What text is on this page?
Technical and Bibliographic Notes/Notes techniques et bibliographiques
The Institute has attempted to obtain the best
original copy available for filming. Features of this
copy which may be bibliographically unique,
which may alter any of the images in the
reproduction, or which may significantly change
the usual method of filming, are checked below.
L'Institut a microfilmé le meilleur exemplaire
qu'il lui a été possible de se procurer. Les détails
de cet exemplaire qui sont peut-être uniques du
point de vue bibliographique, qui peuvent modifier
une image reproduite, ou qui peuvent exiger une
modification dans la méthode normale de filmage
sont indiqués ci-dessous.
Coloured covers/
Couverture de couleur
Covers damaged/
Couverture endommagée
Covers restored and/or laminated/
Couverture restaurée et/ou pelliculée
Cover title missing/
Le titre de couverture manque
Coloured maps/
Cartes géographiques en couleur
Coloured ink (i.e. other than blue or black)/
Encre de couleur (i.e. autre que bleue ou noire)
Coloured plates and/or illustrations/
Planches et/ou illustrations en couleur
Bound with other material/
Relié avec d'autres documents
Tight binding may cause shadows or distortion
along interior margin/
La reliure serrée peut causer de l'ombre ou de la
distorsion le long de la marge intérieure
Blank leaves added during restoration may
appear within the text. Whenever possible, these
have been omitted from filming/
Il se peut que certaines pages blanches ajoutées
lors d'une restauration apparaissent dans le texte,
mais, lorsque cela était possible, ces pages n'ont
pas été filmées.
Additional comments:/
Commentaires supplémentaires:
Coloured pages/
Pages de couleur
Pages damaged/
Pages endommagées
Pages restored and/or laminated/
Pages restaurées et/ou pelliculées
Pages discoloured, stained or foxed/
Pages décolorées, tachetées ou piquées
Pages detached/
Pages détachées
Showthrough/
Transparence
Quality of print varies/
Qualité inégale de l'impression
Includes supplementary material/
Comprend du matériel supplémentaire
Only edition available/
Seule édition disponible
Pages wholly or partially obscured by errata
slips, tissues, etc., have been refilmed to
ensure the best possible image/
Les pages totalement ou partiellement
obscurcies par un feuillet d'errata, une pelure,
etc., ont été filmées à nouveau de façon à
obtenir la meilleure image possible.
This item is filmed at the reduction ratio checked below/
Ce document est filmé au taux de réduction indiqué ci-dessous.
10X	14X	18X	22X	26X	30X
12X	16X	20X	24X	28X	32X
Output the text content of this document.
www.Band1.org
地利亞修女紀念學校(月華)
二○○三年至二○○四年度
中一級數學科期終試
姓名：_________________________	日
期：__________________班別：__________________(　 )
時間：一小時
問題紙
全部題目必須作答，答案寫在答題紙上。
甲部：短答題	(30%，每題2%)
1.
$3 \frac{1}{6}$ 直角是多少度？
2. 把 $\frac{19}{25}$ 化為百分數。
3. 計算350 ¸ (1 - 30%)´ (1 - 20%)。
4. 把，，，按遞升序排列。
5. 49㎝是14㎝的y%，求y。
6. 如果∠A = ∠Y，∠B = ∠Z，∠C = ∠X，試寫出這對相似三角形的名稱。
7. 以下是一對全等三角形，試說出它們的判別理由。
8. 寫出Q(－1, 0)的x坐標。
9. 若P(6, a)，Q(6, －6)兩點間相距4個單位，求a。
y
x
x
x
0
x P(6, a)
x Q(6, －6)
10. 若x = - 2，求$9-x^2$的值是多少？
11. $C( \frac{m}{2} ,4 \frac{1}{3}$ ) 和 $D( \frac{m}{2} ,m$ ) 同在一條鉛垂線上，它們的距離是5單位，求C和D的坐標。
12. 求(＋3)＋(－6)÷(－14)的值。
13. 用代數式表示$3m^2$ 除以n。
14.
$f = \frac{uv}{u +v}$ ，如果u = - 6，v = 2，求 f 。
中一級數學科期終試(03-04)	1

^^^^

## REQUIREMENTS
Reproduce the data in full, exactly as presented.

## TASK OUTPUT
What text is on this page?
Technical and Bibliographic Notes/Notes techniques et bibliographiques
The Institute has attempted to obtain the best
original copy available for filming. Features of this
copy which may be bibliographically unique,
which may alter any of the images in the
reproduction, or which may significantly change
the usual method of filming, are checked below.
L'Institut a microfilmé le meilleur exemplaire
qu'il lui a été possible de se procurer. Les détails
de cet exemplaire qui sont peut-être uniques du
point de vue bibliographique, qui peuvent modifier
une image reproduite, ou qui peuvent exiger une
modification dans la méthode normale de filmage
sont indiqués ci-dessous.
Coloured covers/
Couverture de couleur
Covers damaged/
Couverture endommagée
Covers restored and/or laminated/
Couverture restaurée et/ou pelliculée
Cover title missing/
Le titre de couverture manque
Coloured maps/
Cartes géographiques en couleur
Coloured ink (i.e. other than blue or black)/
Encre de couleur (i.e. autre que bleue ou noire)
Coloured plates and/or illustrations/
Planches et/ou illustrations en couleur
Bound with other material/
Relié avec d'autres documents
Tight binding may cause shadows or distortion
along interior margin/
La reliure serrée peut causer de l'ombre ou de la
distorsion le long de la marge intérieure
Blank leaves added during restoration may
appear within the text. Whenever possible, these
have been omitted from filming/
Il se peut que certaines pages blanches ajoutées
lors d'une restauration apparaissent dans le texte,
mais, lorsque cela était possible, ces pages n'ont
pas été filmées.
Additional comments:/
Commentaires supplémentaires:
Coloured pages/
Pages de couleur
Pages damaged/
Pages endommagées
Pages restored and/or laminated/
Pages restaurées et/ou pelliculées
Pages discoloured, stained or foxed/
Pages décolorées, tachetées ou piquées
Pages detached/
Pages détachées
Showthrough/
Transparence
Quality of print varies/
Qualité inégale de l'impression
Includes supplementary material/
Comprend du matériel supplémentaire
Only edition available/
Seule édition disponible
Pages wholly or partially obscured by errata
slips, tissues, etc., have been refilmed to
ensure the best possible image/
Les pages totalement ou partiellement
obscurcies par un feuillet d'errata, une pelure,
etc., ont été filmées à nouveau de façon à
obtenir la meilleure image possible.
This item is filmed at the reduction ratio checked below/
Ce document est filmé au taux de réduction indiqué ci-dessous.
10X	14X	18X	22X	26X	30X
12X	16X	20X	24X	28X	32X
Output the text content of this document.
www.Band1.org
地利亞修女紀念學校(月華)
二○○三年至二○○四年度
中一級數學科期終試
姓名：_________________________	日
期：__________________班別：__________________(　 )
時間：一小時
問題紙
全部題目必須作答，答案寫在答題紙上。
甲部：短答題	(30%，每題2%)
1.
$3 \frac{1}{6}$ 直角是多少度？
2. 把 $\frac{19}{25}$ 化為百分數。
3. 計算350 ¸ (1 - 30%)´ (1 - 20%)。
4. 把，，，按遞升序排列。
5. 49㎝是14㎝的y%，求y。
6. 如果∠A = ∠Y，∠B = ∠Z，∠C = ∠X，試寫出這對相似三角形的名稱。
7. 以下是一對全等三角形，試說出它們的判別理由。
8. 寫出Q(－1, 0)的x坐標。
9. 若P(6, a)，Q(6, －6)兩點間相距4個單位，求a。
y
x
x
x
0
x P(6, a)
x Q(6, －6)
10. 若x = - 2，求$9-x^2$的值是多少？
11. $C( \frac{m}{2} ,4 \frac{1}{3}$ ) 和 $D( \frac{m}{2} ,m$ ) 同在一條鉛垂線上，它們的距離是5單位，求C和D的坐標。
12. 求(＋3)＋(－6)÷(－14)的值。
13. 用代數式表示$3m^2$ 除以n。
14.
$f = \frac{uv}{u +v}$ ，如果u = - 6，v = 2，求 f 。
中一級數學科期終試(03-04)	1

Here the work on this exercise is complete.